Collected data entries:

────────

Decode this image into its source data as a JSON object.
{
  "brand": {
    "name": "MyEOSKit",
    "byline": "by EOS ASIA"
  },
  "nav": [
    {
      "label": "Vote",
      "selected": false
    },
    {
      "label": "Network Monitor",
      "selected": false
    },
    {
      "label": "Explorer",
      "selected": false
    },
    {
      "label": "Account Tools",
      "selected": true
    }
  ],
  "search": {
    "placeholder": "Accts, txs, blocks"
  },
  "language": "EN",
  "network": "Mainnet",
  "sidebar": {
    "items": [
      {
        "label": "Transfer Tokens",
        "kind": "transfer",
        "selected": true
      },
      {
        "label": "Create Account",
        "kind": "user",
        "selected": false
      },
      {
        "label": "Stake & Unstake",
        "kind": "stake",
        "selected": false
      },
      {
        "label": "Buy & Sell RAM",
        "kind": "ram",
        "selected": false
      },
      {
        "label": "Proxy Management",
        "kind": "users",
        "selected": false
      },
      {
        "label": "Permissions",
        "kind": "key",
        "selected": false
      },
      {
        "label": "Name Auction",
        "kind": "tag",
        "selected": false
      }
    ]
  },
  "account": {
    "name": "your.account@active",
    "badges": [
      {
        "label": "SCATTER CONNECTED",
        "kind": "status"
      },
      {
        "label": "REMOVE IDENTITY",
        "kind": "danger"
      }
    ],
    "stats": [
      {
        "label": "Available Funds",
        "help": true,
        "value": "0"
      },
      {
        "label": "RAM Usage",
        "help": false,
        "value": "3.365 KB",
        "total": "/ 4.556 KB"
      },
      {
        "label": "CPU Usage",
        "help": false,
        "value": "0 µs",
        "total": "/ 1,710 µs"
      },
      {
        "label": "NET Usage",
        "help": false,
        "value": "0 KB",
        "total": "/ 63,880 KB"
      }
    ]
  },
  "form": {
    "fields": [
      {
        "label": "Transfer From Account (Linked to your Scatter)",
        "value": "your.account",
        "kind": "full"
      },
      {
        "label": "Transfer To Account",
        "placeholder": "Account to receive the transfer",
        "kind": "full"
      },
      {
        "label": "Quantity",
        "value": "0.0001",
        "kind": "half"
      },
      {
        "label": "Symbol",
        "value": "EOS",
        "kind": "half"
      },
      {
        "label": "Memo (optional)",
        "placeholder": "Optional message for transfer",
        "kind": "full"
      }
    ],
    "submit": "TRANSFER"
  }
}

────────

SET EXERCISE: In the records above, how many lines include "value"? Give that number and nothing more.

PROBLEM SOLUTION: 7